-------- STORED DATA
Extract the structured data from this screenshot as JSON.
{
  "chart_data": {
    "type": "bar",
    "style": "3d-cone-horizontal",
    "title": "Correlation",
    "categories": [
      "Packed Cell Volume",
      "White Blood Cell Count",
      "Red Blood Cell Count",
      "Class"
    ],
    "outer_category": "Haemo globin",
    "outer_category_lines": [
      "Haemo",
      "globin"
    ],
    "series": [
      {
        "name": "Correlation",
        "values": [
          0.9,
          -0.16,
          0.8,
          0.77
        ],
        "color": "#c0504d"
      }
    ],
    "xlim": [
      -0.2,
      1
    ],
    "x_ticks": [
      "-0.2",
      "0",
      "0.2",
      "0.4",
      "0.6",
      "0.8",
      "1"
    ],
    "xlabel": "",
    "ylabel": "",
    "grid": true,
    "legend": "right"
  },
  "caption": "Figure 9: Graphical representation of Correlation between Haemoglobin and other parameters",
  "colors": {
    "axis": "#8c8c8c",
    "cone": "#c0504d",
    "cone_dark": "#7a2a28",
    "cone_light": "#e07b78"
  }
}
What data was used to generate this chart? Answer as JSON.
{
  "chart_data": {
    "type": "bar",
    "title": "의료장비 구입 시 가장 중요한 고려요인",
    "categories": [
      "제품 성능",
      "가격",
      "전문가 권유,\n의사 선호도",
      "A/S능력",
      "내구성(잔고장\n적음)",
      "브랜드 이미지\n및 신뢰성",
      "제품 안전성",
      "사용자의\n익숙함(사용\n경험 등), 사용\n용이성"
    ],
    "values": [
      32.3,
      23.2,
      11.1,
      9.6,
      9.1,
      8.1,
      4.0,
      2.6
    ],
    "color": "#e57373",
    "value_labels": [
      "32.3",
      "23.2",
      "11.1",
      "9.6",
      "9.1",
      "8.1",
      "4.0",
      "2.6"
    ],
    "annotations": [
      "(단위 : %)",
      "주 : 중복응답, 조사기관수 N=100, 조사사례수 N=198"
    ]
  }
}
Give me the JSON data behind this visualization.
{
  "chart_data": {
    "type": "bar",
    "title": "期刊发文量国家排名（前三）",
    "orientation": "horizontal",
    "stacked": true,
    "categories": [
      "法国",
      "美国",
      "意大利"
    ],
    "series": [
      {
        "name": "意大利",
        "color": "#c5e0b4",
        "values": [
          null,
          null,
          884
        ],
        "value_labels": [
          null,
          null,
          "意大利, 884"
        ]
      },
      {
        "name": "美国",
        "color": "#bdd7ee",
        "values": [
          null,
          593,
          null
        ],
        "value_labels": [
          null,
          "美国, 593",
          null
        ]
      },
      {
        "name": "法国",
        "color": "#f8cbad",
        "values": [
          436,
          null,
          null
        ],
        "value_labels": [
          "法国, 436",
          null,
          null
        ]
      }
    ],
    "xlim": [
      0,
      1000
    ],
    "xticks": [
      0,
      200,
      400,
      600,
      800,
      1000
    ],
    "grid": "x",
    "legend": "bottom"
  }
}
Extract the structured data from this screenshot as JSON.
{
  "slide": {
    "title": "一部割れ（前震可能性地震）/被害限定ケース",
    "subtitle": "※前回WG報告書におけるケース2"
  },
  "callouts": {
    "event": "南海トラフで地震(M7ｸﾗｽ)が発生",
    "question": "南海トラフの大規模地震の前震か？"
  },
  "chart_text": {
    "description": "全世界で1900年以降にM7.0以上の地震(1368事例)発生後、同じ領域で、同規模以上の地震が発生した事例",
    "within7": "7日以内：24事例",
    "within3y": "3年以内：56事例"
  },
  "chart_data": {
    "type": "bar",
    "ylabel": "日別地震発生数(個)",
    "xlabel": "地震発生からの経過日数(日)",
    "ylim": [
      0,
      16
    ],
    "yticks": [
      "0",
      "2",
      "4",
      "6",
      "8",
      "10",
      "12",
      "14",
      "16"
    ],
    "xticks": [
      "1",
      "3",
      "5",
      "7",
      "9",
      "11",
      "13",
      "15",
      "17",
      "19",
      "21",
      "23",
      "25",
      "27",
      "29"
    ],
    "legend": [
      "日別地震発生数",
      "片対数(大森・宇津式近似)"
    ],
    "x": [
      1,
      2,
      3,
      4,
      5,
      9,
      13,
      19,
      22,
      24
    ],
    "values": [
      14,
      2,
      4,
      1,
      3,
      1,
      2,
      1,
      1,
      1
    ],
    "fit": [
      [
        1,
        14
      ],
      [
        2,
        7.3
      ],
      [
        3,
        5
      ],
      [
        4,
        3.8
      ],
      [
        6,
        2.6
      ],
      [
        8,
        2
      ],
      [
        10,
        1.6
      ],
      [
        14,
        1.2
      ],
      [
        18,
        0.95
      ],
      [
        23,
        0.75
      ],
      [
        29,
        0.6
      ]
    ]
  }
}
----------------
## WRITTEN EXERCISE
Repeat every line of the material exactly as given.

## SOLUTION TO THIS TASK
Extract the structured data from this screenshot as JSON.
{
  "chart_data": {
    "type": "bar",
    "style": "3d-cone-horizontal",
    "title": "Correlation",
    "categories": [
      "Packed Cell Volume",
      "White Blood Cell Count",
      "Red Blood Cell Count",
      "Class"
    ],
    "outer_category": "Haemo globin",
    "outer_category_lines": [
      "Haemo",
      "globin"
    ],
    "series": [
      {
        "name": "Correlation",
        "values": [
          0.9,
          -0.16,
          0.8,
          0.77
        ],
        "color": "#c0504d"
      }
    ],
    "xlim": [
      -0.2,
      1
    ],
    "x_ticks": [
      "-0.2",
      "0",
      "0.2",
      "0.4",
      "0.6",
      "0.8",
      "1"
    ],
    "xlabel": "",
    "ylabel": "",
    "grid": true,
    "legend": "right"
  },
  "caption": "Figure 9: Graphical representation of Correlation between Haemoglobin and other parameters",
  "colors": {
    "axis": "#8c8c8c",
    "cone": "#c0504d",
    "cone_dark": "#7a2a28",
    "cone_light": "#e07b78"
  }
}
What data was used to generate this chart? Answer as JSON.
{
  "chart_data": {
    "type": "bar",
    "title": "의료장비 구입 시 가장 중요한 고려요인",
    "categories": [
      "제품 성능",
      "가격",
      "전문가 권유,\n의사 선호도",
      "A/S능력",
      "내구성(잔고장\n적음)",
      "브랜드 이미지\n및 신뢰성",
      "제품 안전성",
      "사용자의\n익숙함(사용\n경험 등), 사용\n용이성"
    ],
    "values": [
      32.3,
      23.2,
      11.1,
      9.6,
      9.1,
      8.1,
      4.0,
      2.6
    ],
    "color": "#e57373",
    "value_labels": [
      "32.3",
      "23.2",
      "11.1",
      "9.6",
      "9.1",
      "8.1",
      "4.0",
      "2.6"
    ],
    "annotations": [
      "(단위 : %)",
      "주 : 중복응답, 조사기관수 N=100, 조사사례수 N=198"
    ]
  }
}
Give me the JSON data behind this visualization.
{
  "chart_data": {
    "type": "bar",
    "title": "期刊发文量国家排名（前三）",
    "orientation": "horizontal",
    "stacked": true,
    "categories": [
      "法国",
      "美国",
      "意大利"
    ],
    "series": [
      {
        "name": "意大利",
        "color": "#c5e0b4",
        "values": [
          null,
          null,
          884
        ],
        "value_labels": [
          null,
          null,
          "意大利, 884"
        ]
      },
      {
        "name": "美国",
        "color": "#bdd7ee",
        "values": [
          null,
          593,
          null
        ],
        "value_labels": [
          null,
          "美国, 593",
          null
        ]
      },
      {
        "name": "法国",
        "color": "#f8cbad",
        "values": [
          436,
          null,
          null
        ],
        "value_labels": [
          "法国, 436",
          null,
          null
        ]
      }
    ],
    "xlim": [
      0,
      1000
    ],
    "xticks": [
      0,
      200,
      400,
      600,
      800,
      1000
    ],
    "grid": "x",
    "legend": "bottom"
  }
}
Extract the structured data from this screenshot as JSON.
{
  "slide": {
    "title": "一部割れ（前震可能性地震）/被害限定ケース",
    "subtitle": "※前回WG報告書におけるケース2"
  },
  "callouts": {
    "event": "南海トラフで地震(M7ｸﾗｽ)が発生",
    "question": "南海トラフの大規模地震の前震か？"
  },
  "chart_text": {
    "description": "全世界で1900年以降にM7.0以上の地震(1368事例)発生後、同じ領域で、同規模以上の地震が発生した事例",
    "within7": "7日以内：24事例",
    "within3y": "3年以内：56事例"
  },
  "chart_data": {
    "type": "bar",
    "ylabel": "日別地震発生数(個)",
    "xlabel": "地震発生からの経過日数(日)",
    "ylim": [
      0,
      16
    ],
    "yticks": [
      "0",
      "2",
      "4",
      "6",
      "8",
      "10",
      "12",
      "14",
      "16"
    ],
    "xticks": [
      "1",
      "3",
      "5",
      "7",
      "9",
      "11",
      "13",
      "15",
      "17",
      "19",
      "21",
      "23",
      "25",
      "27",
      "29"
    ],
    "legend": [
      "日別地震発生数",
      "片対数(大森・宇津式近似)"
    ],
    "x": [
      1,
      2,
      3,
      4,
      5,
      9,
      13,
      19,
      22,
      24
    ],
    "values": [
      14,
      2,
      4,
      1,
      3,
      1,
      2,
      1,
      1,
      1
    ],
    "fit": [
      [
        1,
        14
      ],
      [
        2,
        7.3
      ],
      [
        3,
        5
      ],
      [
        4,
        3.8
      ],
      [
        6,
        2.6
      ],
      [
        8,
        2
      ],
      [
        10,
        1.6
      ],
      [
        14,
        1.2
      ],
      [
        18,
        0.95
      ],
      [
        23,
        0.75
      ],
      [
        29,
        0.6
      ]
    ]
  }
}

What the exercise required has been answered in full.